[What you will do]:
Retype the records below exactly as they appear, but leave out any pictures.

[Listing]:
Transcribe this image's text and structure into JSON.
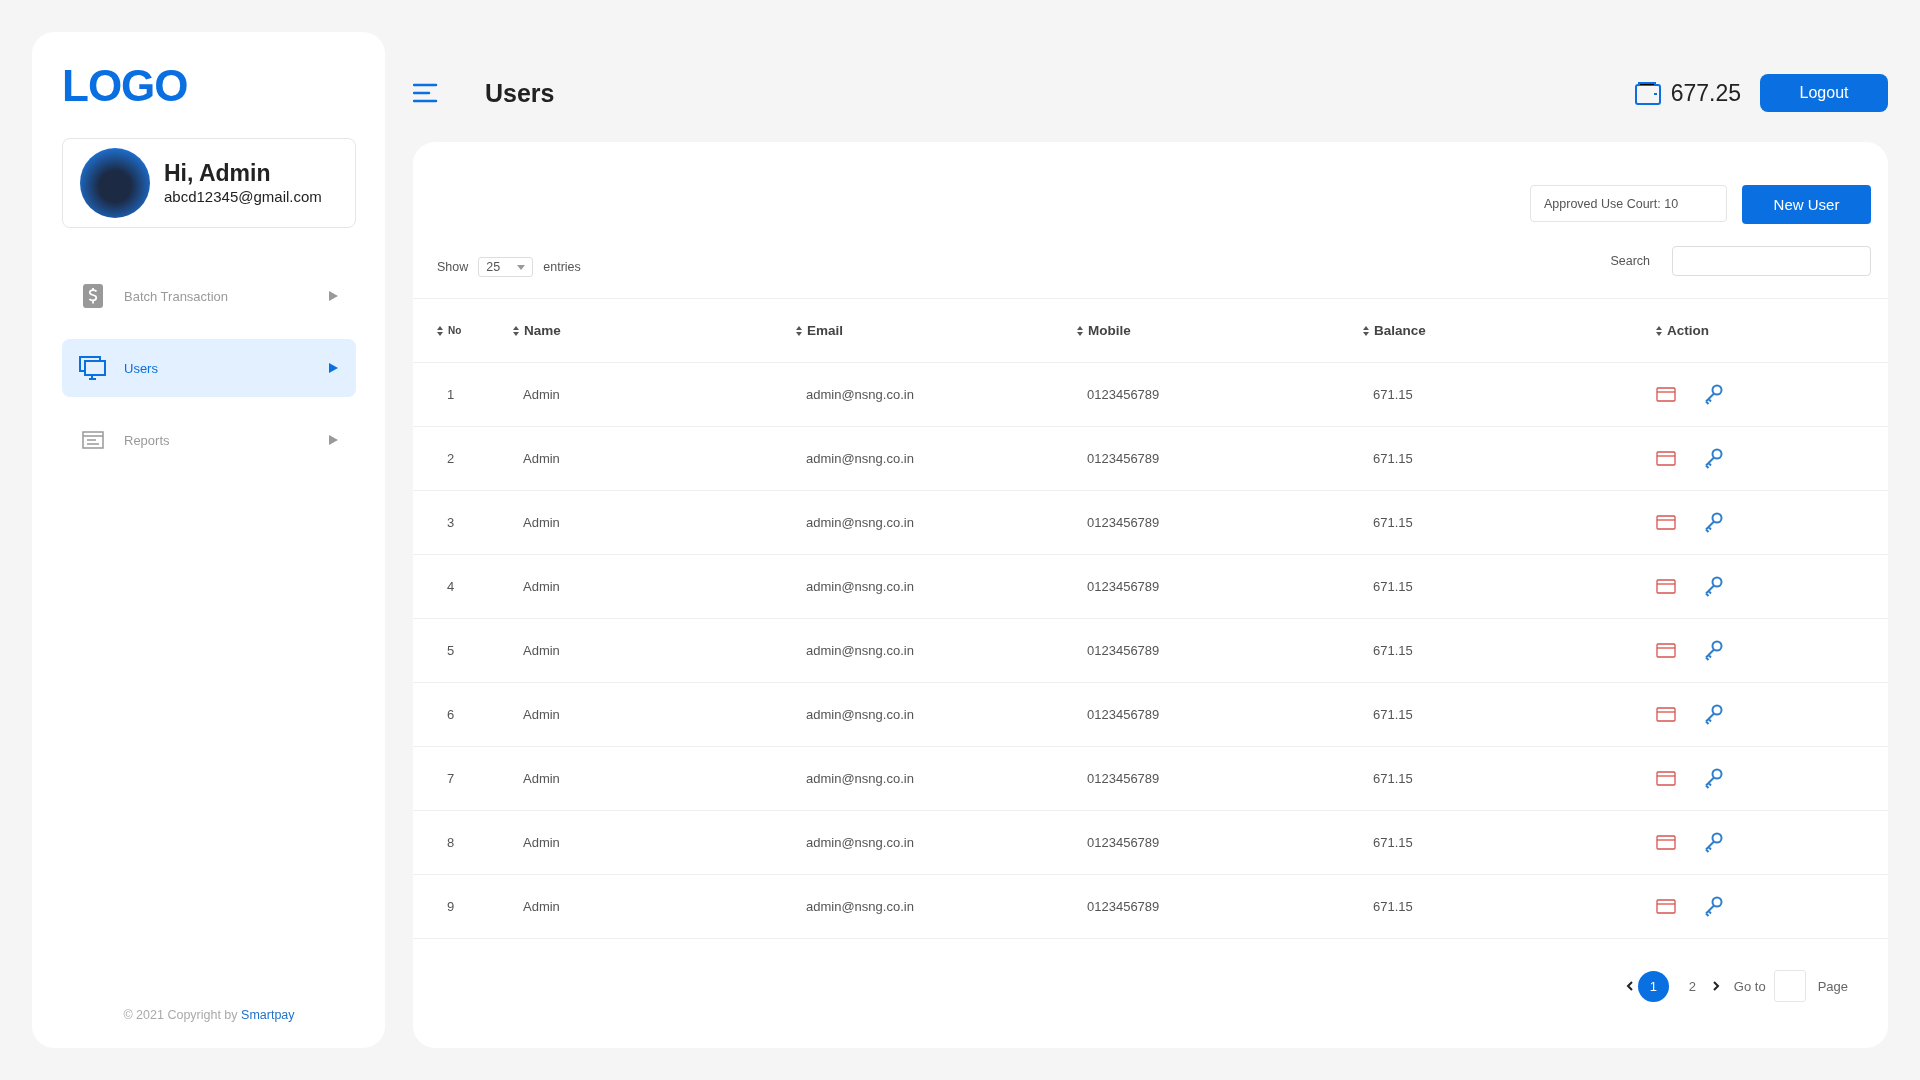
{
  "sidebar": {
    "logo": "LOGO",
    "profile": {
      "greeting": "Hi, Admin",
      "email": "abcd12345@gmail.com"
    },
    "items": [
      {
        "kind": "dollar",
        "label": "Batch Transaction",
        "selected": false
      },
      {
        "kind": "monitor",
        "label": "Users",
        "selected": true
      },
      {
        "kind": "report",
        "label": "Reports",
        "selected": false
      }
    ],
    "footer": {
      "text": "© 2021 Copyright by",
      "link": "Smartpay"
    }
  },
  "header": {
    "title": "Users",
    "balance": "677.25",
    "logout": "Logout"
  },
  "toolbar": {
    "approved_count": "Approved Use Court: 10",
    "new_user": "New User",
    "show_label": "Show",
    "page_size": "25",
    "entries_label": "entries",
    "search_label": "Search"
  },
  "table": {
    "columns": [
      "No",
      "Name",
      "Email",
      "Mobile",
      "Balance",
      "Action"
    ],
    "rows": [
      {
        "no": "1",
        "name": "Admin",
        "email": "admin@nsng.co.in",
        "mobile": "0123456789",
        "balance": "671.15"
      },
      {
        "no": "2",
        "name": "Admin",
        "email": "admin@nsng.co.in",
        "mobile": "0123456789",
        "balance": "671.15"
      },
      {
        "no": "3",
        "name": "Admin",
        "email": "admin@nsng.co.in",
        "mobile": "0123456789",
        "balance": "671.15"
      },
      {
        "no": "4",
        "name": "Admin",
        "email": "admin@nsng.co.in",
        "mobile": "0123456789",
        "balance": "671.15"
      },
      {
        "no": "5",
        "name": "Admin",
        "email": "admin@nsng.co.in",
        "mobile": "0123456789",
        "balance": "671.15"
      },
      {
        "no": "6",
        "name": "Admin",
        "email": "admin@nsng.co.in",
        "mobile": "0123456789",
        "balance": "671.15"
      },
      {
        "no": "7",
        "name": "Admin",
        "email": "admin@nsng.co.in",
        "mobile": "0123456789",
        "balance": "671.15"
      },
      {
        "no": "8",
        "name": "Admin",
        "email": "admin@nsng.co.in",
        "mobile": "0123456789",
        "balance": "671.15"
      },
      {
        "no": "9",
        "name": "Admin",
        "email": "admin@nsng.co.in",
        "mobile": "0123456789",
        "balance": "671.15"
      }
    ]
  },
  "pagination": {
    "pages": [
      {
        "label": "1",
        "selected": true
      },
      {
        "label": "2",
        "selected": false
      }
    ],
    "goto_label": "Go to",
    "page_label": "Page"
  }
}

[Full output]:
Transcribe this image's text and structure into JSON.
{
  "sidebar": {
    "logo": "LOGO",
    "profile": {
      "greeting": "Hi, Admin",
      "email": "abcd12345@gmail.com"
    },
    "items": [
      {
        "kind": "dollar",
        "label": "Batch Transaction",
        "selected": false
      },
      {
        "kind": "monitor",
        "label": "Users",
        "selected": true
      },
      {
        "kind": "report",
        "label": "Reports",
        "selected": false
      }
    ],
    "footer": {
      "text": "© 2021 Copyright by",
      "link": "Smartpay"
    }
  },
  "header": {
    "title": "Users",
    "balance": "677.25",
    "logout": "Logout"
  },
  "toolbar": {
    "approved_count": "Approved Use Court: 10",
    "new_user": "New User",
    "show_label": "Show",
    "page_size": "25",
    "entries_label": "entries",
    "search_label": "Search"
  },
  "table": {
    "columns": [
      "No",
      "Name",
      "Email",
      "Mobile",
      "Balance",
      "Action"
    ],
    "rows": [
      {
        "no": "1",
        "name": "Admin",
        "email": "admin@nsng.co.in",
        "mobile": "0123456789",
        "balance": "671.15"
      },
      {
        "no": "2",
        "name": "Admin",
        "email": "admin@nsng.co.in",
        "mobile": "0123456789",
        "balance": "671.15"
      },
      {
        "no": "3",
        "name": "Admin",
        "email": "admin@nsng.co.in",
        "mobile": "0123456789",
        "balance": "671.15"
      },
      {
        "no": "4",
        "name": "Admin",
        "email": "admin@nsng.co.in",
        "mobile": "0123456789",
        "balance": "671.15"
      },
      {
        "no": "5",
        "name": "Admin",
        "email": "admin@nsng.co.in",
        "mobile": "0123456789",
        "balance": "671.15"
      },
      {
        "no": "6",
        "name": "Admin",
        "email": "admin@nsng.co.in",
        "mobile": "0123456789",
        "balance": "671.15"
      },
      {
        "no": "7",
        "name": "Admin",
        "email": "admin@nsng.co.in",
        "mobile": "0123456789",
        "balance": "671.15"
      },
      {
        "no": "8",
        "name": "Admin",
        "email": "admin@nsng.co.in",
        "mobile": "0123456789",
        "balance": "671.15"
      },
      {
        "no": "9",
        "name": "Admin",
        "email": "admin@nsng.co.in",
        "mobile": "0123456789",
        "balance": "671.15"
      }
    ]
  },
  "pagination": {
    "pages": [
      {
        "label": "1",
        "selected": true
      },
      {
        "label": "2",
        "selected": false
      }
    ],
    "goto_label": "Go to",
    "page_label": "Page"
  }
}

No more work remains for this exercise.